- **What the task requires**: The complete listing should be restated exactly.

[Stored data]
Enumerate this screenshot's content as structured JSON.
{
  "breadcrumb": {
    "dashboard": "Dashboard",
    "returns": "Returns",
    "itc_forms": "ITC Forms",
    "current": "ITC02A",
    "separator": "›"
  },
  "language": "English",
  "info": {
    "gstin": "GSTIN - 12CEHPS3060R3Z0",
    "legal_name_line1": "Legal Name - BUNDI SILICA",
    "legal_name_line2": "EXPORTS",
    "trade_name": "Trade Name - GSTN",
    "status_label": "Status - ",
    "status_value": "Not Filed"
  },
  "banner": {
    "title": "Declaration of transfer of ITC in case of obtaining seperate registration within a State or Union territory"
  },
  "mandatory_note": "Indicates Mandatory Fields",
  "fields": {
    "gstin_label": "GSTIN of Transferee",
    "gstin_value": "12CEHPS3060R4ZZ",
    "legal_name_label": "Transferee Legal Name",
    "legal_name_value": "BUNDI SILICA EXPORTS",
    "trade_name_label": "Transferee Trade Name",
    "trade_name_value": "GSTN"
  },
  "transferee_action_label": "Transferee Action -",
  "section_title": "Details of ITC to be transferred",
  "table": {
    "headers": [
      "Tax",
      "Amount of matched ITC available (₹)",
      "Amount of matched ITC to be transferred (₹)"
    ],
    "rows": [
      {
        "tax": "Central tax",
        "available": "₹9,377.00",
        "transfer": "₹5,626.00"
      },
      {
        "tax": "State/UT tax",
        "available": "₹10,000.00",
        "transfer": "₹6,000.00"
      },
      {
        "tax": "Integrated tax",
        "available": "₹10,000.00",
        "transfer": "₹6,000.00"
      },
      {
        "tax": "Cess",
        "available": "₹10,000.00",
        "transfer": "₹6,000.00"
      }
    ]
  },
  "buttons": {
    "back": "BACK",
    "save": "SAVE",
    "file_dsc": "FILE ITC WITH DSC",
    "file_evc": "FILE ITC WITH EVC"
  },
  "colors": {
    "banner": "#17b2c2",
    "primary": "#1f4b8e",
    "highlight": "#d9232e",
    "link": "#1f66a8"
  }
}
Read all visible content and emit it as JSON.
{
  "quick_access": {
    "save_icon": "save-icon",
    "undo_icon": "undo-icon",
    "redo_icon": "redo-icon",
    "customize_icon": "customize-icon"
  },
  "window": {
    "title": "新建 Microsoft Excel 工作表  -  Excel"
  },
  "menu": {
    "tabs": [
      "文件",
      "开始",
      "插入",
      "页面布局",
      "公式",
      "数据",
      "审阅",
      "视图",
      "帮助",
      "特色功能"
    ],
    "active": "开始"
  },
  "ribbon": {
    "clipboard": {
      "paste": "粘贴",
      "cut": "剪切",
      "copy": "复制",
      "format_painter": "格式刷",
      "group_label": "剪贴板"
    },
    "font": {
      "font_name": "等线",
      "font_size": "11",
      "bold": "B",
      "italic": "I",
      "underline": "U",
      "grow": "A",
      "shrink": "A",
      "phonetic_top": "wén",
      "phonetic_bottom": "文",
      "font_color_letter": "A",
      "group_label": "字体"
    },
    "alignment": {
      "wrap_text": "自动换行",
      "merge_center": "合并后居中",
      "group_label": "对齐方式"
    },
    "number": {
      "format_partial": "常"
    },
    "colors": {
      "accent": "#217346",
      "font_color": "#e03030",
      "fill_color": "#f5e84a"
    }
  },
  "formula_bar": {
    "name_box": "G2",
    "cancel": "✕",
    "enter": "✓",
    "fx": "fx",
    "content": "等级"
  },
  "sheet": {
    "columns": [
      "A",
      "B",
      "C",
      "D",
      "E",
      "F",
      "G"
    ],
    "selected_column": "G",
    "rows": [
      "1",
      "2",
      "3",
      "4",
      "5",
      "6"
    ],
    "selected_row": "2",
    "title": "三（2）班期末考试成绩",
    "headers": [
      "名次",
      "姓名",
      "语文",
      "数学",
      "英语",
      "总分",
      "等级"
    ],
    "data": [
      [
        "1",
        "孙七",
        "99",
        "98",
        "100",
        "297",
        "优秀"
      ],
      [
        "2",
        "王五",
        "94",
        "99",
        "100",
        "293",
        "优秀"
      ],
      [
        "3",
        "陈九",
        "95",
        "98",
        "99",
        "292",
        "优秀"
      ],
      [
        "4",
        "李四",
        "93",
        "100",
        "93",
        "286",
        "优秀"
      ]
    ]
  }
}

- **Solution to this exercise**:
Enumerate this screenshot's content as structured JSON.
{
  "breadcrumb": {
    "dashboard": "Dashboard",
    "returns": "Returns",
    "itc_forms": "ITC Forms",
    "current": "ITC02A",
    "separator": "›"
  },
  "language": "English",
  "info": {
    "gstin": "GSTIN - 12CEHPS3060R3Z0",
    "legal_name_line1": "Legal Name - BUNDI SILICA",
    "legal_name_line2": "EXPORTS",
    "trade_name": "Trade Name - GSTN",
    "status_label": "Status - ",
    "status_value": "Not Filed"
  },
  "banner": {
    "title": "Declaration of transfer of ITC in case of obtaining seperate registration within a State or Union territory"
  },
  "mandatory_note": "Indicates Mandatory Fields",
  "fields": {
    "gstin_label": "GSTIN of Transferee",
    "gstin_value": "12CEHPS3060R4ZZ",
    "legal_name_label": "Transferee Legal Name",
    "legal_name_value": "BUNDI SILICA EXPORTS",
    "trade_name_label": "Transferee Trade Name",
    "trade_name_value": "GSTN"
  },
  "transferee_action_label": "Transferee Action -",
  "section_title": "Details of ITC to be transferred",
  "table": {
    "headers": [
      "Tax",
      "Amount of matched ITC available (₹)",
      "Amount of matched ITC to be transferred (₹)"
    ],
    "rows": [
      {
        "tax": "Central tax",
        "available": "₹9,377.00",
        "transfer": "₹5,626.00"
      },
      {
        "tax": "State/UT tax",
        "available": "₹10,000.00",
        "transfer": "₹6,000.00"
      },
      {
        "tax": "Integrated tax",
        "available": "₹10,000.00",
        "transfer": "₹6,000.00"
      },
      {
        "tax": "Cess",
        "available": "₹10,000.00",
        "transfer": "₹6,000.00"
      }
    ]
  },
  "buttons": {
    "back": "BACK",
    "save": "SAVE",
    "file_dsc": "FILE ITC WITH DSC",
    "file_evc": "FILE ITC WITH EVC"
  },
  "colors": {
    "banner": "#17b2c2",
    "primary": "#1f4b8e",
    "highlight": "#d9232e",
    "link": "#1f66a8"
  }
}
Read all visible content and emit it as JSON.
{
  "quick_access": {
    "save_icon": "save-icon",
    "undo_icon": "undo-icon",
    "redo_icon": "redo-icon",
    "customize_icon": "customize-icon"
  },
  "window": {
    "title": "新建 Microsoft Excel 工作表  -  Excel"
  },
  "menu": {
    "tabs": [
      "文件",
      "开始",
      "插入",
      "页面布局",
      "公式",
      "数据",
      "审阅",
      "视图",
      "帮助",
      "特色功能"
    ],
    "active": "开始"
  },
  "ribbon": {
    "clipboard": {
      "paste": "粘贴",
      "cut": "剪切",
      "copy": "复制",
      "format_painter": "格式刷",
      "group_label": "剪贴板"
    },
    "font": {
      "font_name": "等线",
      "font_size": "11",
      "bold": "B",
      "italic": "I",
      "underline": "U",
      "grow": "A",
      "shrink": "A",
      "phonetic_top": "wén",
      "phonetic_bottom": "文",
      "font_color_letter": "A",
      "group_label": "字体"
    },
    "alignment": {
      "wrap_text": "自动换行",
      "merge_center": "合并后居中",
      "group_label": "对齐方式"
    },
    "number": {
      "format_partial": "常"
    },
    "colors": {
      "accent": "#217346",
      "font_color": "#e03030",
      "fill_color": "#f5e84a"
    }
  },
  "formula_bar": {
    "name_box": "G2",
    "cancel": "✕",
    "enter": "✓",
    "fx": "fx",
    "content": "等级"
  },
  "sheet": {
    "columns": [
      "A",
      "B",
      "C",
      "D",
      "E",
      "F",
      "G"
    ],
    "selected_column": "G",
    "rows": [
      "1",
      "2",
      "3",
      "4",
      "5",
      "6"
    ],
    "selected_row": "2",
    "title": "三（2）班期末考试成绩",
    "headers": [
      "名次",
      "姓名",
      "语文",
      "数学",
      "英语",
      "总分",
      "等级"
    ],
    "data": [
      [
        "1",
        "孙七",
        "99",
        "98",
        "100",
        "297",
        "优秀"
      ],
      [
        "2",
        "王五",
        "94",
        "99",
        "100",
        "293",
        "优秀"
      ],
      [
        "3",
        "陈九",
        "95",
        "98",
        "99",
        "292",
        "优秀"
      ],
      [
        "4",
        "李四",
        "93",
        "100",
        "93",
        "286",
        "优秀"
      ]
    ]
  }
}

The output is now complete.